#### STATED PROBLEM
Output all of the entries exactly as written.

#### Data entries
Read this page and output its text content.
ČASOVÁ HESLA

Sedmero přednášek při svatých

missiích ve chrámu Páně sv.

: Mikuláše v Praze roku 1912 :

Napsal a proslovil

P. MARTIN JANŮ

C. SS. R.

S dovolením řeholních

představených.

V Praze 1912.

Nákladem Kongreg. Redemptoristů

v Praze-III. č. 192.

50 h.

#### TASK ANSWER
Read this page and output its text content.
ČASOVÁ HESLA

Sedmero přednášek při svatých

missiích ve chrámu Páně sv.

: Mikuláše v Praze roku 1912 :

Napsal a proslovil

P. MARTIN JANŮ

C. SS. R.

S dovolením řeholních

představených.

V Praze 1912.

Nákladem Kongreg. Redemptoristů

v Praze-III. č. 192.

50 h.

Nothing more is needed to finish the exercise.